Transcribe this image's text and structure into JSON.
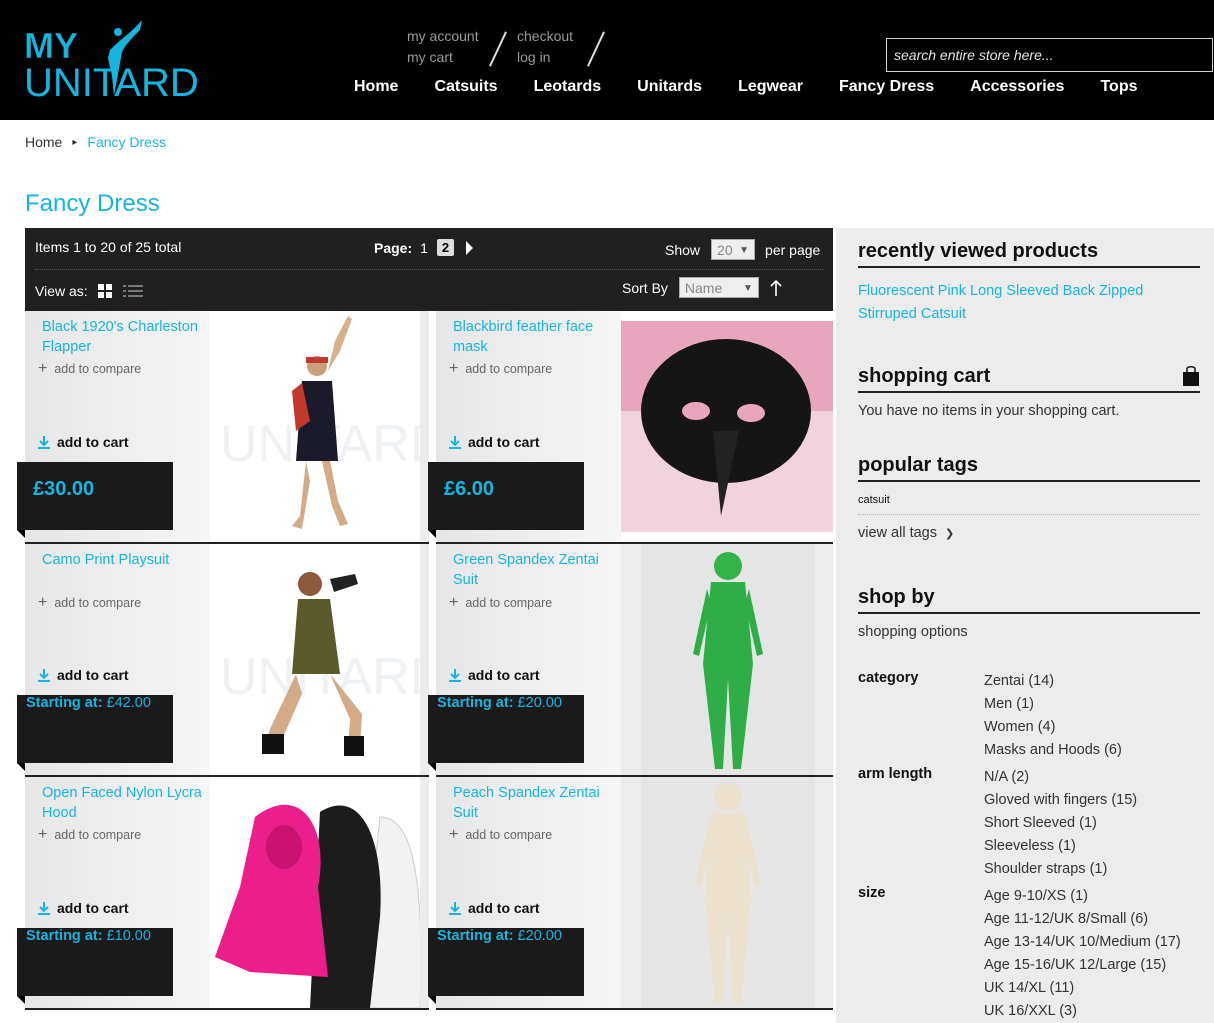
{
  "header": {
    "logo_top": "MY",
    "logo_bottom": "UNITARD",
    "toplinks": {
      "my_account": "my account",
      "my_cart": "my cart",
      "checkout": "checkout",
      "log_in": "log in"
    },
    "search_placeholder": "search entire store here...",
    "nav": [
      "Home",
      "Catsuits",
      "Leotards",
      "Unitards",
      "Legwear",
      "Fancy Dress",
      "Accessories",
      "Tops"
    ]
  },
  "breadcrumb": {
    "home": "Home",
    "current": "Fancy Dress"
  },
  "page_title": "Fancy Dress",
  "toolbar": {
    "amount": "Items 1 to 20 of 25 total",
    "page_label": "Page:",
    "pages": [
      "1",
      "2"
    ],
    "show_label": "Show",
    "show_value": "20",
    "per_page": "per page",
    "view_as": "View as:",
    "sort_by": "Sort By",
    "sort_value": "Name"
  },
  "products": [
    {
      "name": "Black 1920's Charleston Flapper",
      "compare": "add to compare",
      "cart": "add to cart",
      "price_prefix": "",
      "price": "£30.00"
    },
    {
      "name": "Blackbird feather face mask",
      "compare": "add to compare",
      "cart": "add to cart",
      "price_prefix": "",
      "price": "£6.00"
    },
    {
      "name": "Camo Print Playsuit",
      "compare": "add to compare",
      "cart": "add to cart",
      "price_prefix": "Starting at:",
      "price": "£42.00"
    },
    {
      "name": "Green Spandex Zentai Suit",
      "compare": "add to compare",
      "cart": "add to cart",
      "price_prefix": "Starting at:",
      "price": "£20.00"
    },
    {
      "name": "Open Faced Nylon Lycra Hood",
      "compare": "add to compare",
      "cart": "add to cart",
      "price_prefix": "Starting at:",
      "price": "£10.00"
    },
    {
      "name": "Peach Spandex Zentai Suit",
      "compare": "add to compare",
      "cart": "add to cart",
      "price_prefix": "Starting at:",
      "price": "£20.00"
    }
  ],
  "sidebar": {
    "recently_viewed_title": "recently viewed products",
    "recently_viewed_item": "Fluorescent Pink Long Sleeved Back Zipped Stirruped Catsuit",
    "cart_title": "shopping cart",
    "cart_empty": "You have no items in your shopping cart.",
    "tags_title": "popular tags",
    "tag": "catsuit",
    "view_all_tags": "view all tags",
    "shop_by_title": "shop by",
    "shopping_options": "shopping options",
    "filters": [
      {
        "label": "category",
        "values": [
          "Zentai (14)",
          "Men (1)",
          "Women (4)",
          "Masks and Hoods (6)"
        ]
      },
      {
        "label": "arm length",
        "values": [
          "N/A (2)",
          "Gloved with fingers (15)",
          "Short Sleeved (1)",
          "Sleeveless (1)",
          "Shoulder straps (1)"
        ]
      },
      {
        "label": "size",
        "values": [
          "Age 9-10/XS (1)",
          "Age 11-12/UK 8/Small (6)",
          "Age 13-14/UK 10/Medium (17)",
          "Age 15-16/UK 12/Large (15)",
          "UK 14/XL (11)",
          "UK 16/XXL (3)"
        ]
      }
    ]
  },
  "colors": {
    "accent": "#16b5e0",
    "dark": "#202020",
    "sidebar_bg": "#ececec"
  }
}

What is needed: For the listing above, identify each line bearing "shopping".

Output for this exercise:
    "cart_title": "shopping cart",
    "cart_empty": "You have no items in your shopping cart.",
    "shopping_options": "shopping options",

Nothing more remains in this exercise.